***** TASK DATA *****

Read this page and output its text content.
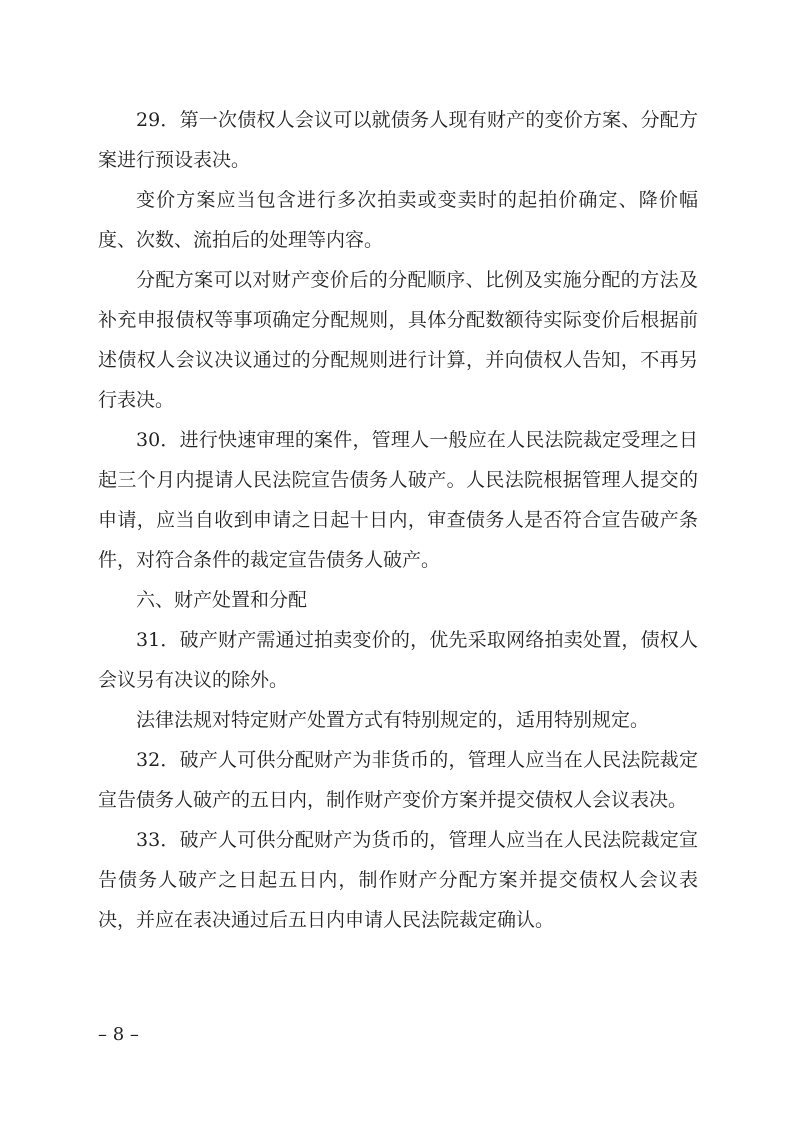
29．第一次债权人会议可以就债务人现有财产的变价方案、分配方案进行预设表决。

变价方案应当包含进行多次拍卖或变卖时的起拍价确定、降价幅度、次数、流拍后的处理等内容。

分配方案可以对财产变价后的分配顺序、比例及实施分配的方法及补充申报债权等事项确定分配规则，具体分配数额待实际变价后根据前述债权人会议决议通过的分配规则进行计算，并向债权人告知，不再另行表决。

30．进行快速审理的案件，管理人一般应在人民法院裁定受理之日起三个月内提请人民法院宣告债务人破产。人民法院根据管理人提交的申请，应当自收到申请之日起十日内，审查债务人是否符合宣告破产条件，对符合条件的裁定宣告债务人破产。

六、财产处置和分配

31．破产财产需通过拍卖变价的，优先采取网络拍卖处置，债权人会议另有决议的除外。

法律法规对特定财产处置方式有特别规定的，适用特别规定。

32．破产人可供分配财产为非货币的，管理人应当在人民法院裁定宣告债务人破产的五日内，制作财产变价方案并提交债权人会议表决。

33．破产人可供分配财产为货币的，管理人应当在人民法院裁定宣告债务人破产之日起五日内，制作财产分配方案并提交债权人会议表决，并应在表决通过后五日内申请人民法院裁定确认。

– 8 –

*****

Please transcribe the material above exactly as written. Leave the pictures out.

Read this page and output its text content.
29．第一次债权人会议可以就债务人现有财产的变价方案、分配方案进行预设表决。

变价方案应当包含进行多次拍卖或变卖时的起拍价确定、降价幅度、次数、流拍后的处理等内容。

分配方案可以对财产变价后的分配顺序、比例及实施分配的方法及补充申报债权等事项确定分配规则，具体分配数额待实际变价后根据前述债权人会议决议通过的分配规则进行计算，并向债权人告知，不再另行表决。

30．进行快速审理的案件，管理人一般应在人民法院裁定受理之日起三个月内提请人民法院宣告债务人破产。人民法院根据管理人提交的申请，应当自收到申请之日起十日内，审查债务人是否符合宣告破产条件，对符合条件的裁定宣告债务人破产。

六、财产处置和分配

31．破产财产需通过拍卖变价的，优先采取网络拍卖处置，债权人会议另有决议的除外。

法律法规对特定财产处置方式有特别规定的，适用特别规定。

32．破产人可供分配财产为非货币的，管理人应当在人民法院裁定宣告债务人破产的五日内，制作财产变价方案并提交债权人会议表决。

33．破产人可供分配财产为货币的，管理人应当在人民法院裁定宣告债务人破产之日起五日内，制作财产分配方案并提交债权人会议表决，并应在表决通过后五日内申请人民法院裁定确认。

– 8 –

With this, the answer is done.